▶ [Task brief]:
Scan the listing and work out how many lines contain the word "области". Nothing but the number should be given.

▼▼▼

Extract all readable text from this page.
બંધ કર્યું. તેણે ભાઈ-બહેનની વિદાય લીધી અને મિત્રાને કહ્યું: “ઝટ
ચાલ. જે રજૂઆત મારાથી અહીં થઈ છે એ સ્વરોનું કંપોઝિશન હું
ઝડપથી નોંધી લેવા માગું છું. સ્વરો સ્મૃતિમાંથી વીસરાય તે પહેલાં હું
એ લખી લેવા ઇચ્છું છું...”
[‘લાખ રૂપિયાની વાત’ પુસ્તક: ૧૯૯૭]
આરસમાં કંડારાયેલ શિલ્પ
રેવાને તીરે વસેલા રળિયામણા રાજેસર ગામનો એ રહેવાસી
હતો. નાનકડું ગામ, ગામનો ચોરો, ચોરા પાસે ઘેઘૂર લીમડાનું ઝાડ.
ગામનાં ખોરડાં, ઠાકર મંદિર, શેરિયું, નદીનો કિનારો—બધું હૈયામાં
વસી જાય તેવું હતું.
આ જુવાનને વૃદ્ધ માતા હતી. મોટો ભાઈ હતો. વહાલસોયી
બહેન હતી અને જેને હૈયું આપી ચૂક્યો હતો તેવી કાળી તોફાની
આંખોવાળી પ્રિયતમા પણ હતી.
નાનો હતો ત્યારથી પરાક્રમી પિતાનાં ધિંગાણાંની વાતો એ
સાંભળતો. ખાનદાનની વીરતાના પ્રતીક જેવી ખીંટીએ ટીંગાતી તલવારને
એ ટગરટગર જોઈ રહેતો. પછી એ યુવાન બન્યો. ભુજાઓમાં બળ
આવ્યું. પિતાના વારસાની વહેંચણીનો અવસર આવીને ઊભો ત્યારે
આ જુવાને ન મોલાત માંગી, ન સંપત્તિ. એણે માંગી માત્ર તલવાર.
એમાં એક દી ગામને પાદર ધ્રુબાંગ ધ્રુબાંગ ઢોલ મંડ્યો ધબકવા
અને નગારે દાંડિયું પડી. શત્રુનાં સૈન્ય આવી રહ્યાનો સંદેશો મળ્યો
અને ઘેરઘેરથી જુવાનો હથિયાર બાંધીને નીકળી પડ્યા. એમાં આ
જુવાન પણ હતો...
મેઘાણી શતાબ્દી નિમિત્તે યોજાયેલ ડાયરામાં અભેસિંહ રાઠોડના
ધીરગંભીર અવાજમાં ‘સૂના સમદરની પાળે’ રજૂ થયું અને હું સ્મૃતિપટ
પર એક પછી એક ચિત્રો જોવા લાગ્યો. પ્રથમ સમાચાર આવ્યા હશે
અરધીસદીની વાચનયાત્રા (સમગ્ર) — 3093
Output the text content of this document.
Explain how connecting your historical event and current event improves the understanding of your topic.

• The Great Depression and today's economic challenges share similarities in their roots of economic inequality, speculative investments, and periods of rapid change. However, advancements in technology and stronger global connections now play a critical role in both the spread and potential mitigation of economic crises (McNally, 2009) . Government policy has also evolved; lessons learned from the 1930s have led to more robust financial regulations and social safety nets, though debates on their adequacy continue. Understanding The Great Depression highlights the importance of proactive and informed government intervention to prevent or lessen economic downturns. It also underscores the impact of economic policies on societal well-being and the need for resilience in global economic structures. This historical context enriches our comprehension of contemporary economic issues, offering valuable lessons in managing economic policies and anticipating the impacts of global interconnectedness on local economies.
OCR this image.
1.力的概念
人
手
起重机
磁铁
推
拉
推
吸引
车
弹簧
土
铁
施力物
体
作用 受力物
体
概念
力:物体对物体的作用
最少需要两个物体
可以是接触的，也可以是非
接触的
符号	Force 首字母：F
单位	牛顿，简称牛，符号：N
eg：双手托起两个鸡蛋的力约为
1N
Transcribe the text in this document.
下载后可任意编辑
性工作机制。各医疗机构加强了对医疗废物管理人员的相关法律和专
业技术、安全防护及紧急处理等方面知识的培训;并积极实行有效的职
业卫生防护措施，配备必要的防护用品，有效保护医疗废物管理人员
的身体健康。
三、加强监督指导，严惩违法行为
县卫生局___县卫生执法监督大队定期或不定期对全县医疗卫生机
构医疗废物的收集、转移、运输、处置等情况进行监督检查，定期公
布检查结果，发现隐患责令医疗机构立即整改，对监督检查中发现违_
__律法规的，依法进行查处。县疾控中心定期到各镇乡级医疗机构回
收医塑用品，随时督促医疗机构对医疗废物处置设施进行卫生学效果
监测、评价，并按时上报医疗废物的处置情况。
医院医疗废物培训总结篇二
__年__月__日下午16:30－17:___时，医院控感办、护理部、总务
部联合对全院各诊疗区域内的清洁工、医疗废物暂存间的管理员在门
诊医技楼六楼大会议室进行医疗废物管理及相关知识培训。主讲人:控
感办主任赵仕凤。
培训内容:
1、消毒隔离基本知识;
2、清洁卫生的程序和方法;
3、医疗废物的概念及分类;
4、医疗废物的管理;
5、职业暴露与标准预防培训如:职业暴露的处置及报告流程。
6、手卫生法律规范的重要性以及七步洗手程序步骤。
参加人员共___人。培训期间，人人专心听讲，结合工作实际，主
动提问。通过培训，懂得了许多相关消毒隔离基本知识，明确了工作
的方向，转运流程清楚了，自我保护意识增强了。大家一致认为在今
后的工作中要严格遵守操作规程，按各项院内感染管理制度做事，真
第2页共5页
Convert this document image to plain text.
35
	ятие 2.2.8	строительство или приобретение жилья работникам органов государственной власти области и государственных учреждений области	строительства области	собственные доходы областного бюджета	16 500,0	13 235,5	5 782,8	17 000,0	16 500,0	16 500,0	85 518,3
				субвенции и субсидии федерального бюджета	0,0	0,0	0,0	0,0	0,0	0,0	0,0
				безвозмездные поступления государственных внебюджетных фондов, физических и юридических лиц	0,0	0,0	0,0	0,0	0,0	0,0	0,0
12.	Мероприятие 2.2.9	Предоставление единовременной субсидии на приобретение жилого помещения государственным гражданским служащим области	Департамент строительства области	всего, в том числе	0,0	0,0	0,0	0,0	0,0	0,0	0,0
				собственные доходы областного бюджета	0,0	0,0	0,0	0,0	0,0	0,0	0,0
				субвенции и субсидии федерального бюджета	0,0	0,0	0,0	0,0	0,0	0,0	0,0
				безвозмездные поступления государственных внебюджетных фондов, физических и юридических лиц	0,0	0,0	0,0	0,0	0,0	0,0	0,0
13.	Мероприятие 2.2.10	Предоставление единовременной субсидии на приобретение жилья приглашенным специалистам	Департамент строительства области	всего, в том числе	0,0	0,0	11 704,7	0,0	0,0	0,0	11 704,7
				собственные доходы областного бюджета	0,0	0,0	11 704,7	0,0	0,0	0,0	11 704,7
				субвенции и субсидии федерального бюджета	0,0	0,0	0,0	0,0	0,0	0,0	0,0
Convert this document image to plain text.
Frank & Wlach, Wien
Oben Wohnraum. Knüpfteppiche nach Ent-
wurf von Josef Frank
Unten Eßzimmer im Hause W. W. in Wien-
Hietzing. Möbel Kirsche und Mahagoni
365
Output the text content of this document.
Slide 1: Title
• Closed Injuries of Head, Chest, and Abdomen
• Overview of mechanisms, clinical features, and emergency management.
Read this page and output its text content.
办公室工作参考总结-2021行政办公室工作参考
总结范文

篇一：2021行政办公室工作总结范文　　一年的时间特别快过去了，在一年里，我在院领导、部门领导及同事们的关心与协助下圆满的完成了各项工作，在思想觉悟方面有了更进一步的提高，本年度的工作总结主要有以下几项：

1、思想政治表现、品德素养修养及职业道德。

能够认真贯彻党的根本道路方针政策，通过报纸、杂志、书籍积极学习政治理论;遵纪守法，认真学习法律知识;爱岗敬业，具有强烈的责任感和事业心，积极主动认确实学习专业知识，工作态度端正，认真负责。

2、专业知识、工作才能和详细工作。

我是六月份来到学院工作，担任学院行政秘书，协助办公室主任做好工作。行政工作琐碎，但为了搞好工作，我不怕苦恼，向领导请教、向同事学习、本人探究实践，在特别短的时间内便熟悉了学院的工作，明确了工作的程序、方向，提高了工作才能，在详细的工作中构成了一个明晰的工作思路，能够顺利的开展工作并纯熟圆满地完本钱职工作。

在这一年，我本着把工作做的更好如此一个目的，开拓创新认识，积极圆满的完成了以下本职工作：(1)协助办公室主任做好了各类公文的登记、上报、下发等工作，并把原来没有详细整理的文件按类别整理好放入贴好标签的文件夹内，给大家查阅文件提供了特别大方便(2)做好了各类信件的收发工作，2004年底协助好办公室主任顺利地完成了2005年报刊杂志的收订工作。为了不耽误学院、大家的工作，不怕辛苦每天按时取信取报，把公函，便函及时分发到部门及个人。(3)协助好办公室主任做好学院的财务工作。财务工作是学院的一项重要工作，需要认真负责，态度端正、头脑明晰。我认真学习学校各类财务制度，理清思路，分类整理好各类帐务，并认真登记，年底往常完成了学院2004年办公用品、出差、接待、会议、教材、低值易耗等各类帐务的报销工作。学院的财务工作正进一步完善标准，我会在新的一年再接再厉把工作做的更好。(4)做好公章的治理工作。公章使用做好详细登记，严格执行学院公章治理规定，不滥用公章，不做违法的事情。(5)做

▲▲▲

▶ [Solution to this task]:
3